* [Provided records]:
## BEGIN

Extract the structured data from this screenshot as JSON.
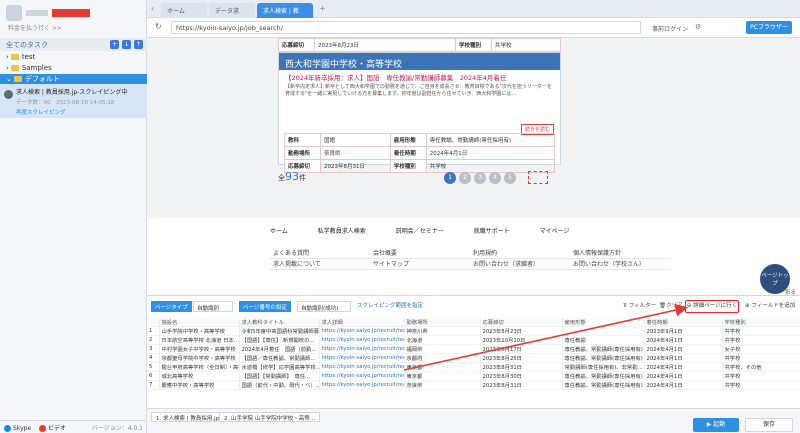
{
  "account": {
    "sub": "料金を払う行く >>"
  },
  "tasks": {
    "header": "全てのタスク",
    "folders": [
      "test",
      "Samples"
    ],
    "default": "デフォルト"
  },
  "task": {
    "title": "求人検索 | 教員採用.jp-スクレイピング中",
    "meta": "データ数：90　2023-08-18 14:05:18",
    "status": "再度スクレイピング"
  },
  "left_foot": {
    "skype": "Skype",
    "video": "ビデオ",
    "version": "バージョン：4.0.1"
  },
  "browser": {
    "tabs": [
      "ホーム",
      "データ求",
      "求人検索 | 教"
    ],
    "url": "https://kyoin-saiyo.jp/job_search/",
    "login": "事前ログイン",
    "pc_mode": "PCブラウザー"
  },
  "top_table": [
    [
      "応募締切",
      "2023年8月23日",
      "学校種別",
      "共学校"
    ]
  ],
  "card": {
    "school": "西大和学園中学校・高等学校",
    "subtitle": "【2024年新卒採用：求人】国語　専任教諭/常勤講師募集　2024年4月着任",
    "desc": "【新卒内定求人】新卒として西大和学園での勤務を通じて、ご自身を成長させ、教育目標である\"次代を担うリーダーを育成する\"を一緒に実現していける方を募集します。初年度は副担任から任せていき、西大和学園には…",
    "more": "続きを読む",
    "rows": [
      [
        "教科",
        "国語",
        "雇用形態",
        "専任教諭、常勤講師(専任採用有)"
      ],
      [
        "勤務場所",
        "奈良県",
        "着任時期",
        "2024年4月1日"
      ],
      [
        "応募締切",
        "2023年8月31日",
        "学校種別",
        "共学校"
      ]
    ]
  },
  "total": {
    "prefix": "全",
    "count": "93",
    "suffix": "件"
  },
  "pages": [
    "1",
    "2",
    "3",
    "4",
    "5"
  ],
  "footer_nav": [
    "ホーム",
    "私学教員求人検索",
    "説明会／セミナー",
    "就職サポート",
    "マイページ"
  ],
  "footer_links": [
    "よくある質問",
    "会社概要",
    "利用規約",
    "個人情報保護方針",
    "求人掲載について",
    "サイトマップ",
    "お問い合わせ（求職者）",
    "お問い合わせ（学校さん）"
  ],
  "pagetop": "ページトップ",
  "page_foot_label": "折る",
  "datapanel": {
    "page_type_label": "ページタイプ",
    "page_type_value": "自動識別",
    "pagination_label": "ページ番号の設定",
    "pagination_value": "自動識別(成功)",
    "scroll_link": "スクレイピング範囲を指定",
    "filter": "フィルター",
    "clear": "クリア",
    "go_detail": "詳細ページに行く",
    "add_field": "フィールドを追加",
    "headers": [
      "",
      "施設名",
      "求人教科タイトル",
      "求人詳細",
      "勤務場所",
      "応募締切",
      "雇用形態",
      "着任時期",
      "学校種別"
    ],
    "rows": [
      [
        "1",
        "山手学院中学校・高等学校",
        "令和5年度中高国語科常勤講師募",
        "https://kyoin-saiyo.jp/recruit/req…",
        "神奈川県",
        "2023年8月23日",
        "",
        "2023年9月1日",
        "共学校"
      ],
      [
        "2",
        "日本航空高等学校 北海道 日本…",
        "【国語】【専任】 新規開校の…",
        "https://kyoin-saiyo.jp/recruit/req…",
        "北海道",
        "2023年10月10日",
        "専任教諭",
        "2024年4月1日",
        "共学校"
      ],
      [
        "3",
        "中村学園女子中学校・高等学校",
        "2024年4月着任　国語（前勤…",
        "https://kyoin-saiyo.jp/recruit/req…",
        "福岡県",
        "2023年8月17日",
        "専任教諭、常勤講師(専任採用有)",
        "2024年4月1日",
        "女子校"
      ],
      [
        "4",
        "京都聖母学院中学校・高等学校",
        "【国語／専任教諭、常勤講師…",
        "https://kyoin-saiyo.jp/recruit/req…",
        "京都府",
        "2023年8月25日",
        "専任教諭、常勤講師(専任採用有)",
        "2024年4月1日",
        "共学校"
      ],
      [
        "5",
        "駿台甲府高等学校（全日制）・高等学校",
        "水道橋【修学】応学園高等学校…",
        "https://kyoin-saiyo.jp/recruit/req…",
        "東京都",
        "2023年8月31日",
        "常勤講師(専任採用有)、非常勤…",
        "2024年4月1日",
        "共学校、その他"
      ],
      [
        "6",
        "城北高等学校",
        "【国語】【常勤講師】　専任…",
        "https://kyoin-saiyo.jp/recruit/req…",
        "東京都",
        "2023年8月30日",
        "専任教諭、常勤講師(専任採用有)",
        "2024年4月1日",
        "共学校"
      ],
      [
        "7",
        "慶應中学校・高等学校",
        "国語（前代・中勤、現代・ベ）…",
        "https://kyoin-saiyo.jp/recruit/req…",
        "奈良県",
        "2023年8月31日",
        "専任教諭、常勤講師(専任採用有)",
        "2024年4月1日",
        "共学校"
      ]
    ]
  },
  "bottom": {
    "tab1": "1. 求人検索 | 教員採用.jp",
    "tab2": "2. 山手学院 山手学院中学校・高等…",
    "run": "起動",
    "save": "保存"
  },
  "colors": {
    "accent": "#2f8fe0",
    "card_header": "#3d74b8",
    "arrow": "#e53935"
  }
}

## END
## BEGIN

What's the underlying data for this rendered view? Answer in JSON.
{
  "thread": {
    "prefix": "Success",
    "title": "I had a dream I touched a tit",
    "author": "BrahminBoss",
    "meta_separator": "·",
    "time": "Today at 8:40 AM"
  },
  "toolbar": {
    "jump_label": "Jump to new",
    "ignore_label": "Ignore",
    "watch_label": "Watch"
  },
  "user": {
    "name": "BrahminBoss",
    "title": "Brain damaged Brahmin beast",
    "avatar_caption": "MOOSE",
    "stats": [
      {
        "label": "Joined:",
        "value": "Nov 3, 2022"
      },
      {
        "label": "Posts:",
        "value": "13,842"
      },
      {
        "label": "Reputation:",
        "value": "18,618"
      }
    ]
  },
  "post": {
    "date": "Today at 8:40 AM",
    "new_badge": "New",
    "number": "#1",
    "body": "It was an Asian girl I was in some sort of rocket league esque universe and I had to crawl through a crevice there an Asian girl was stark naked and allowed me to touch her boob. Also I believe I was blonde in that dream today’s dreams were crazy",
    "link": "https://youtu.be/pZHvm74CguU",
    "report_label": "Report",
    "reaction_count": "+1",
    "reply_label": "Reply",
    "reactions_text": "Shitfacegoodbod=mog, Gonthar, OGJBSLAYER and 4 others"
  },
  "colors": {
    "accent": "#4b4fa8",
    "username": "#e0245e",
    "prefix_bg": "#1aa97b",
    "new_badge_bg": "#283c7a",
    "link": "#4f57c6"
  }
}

## END

* [Aim of the task]: Count every line in the data where the string "this" occurs. Give nothing except the number.

* [Task result]: 2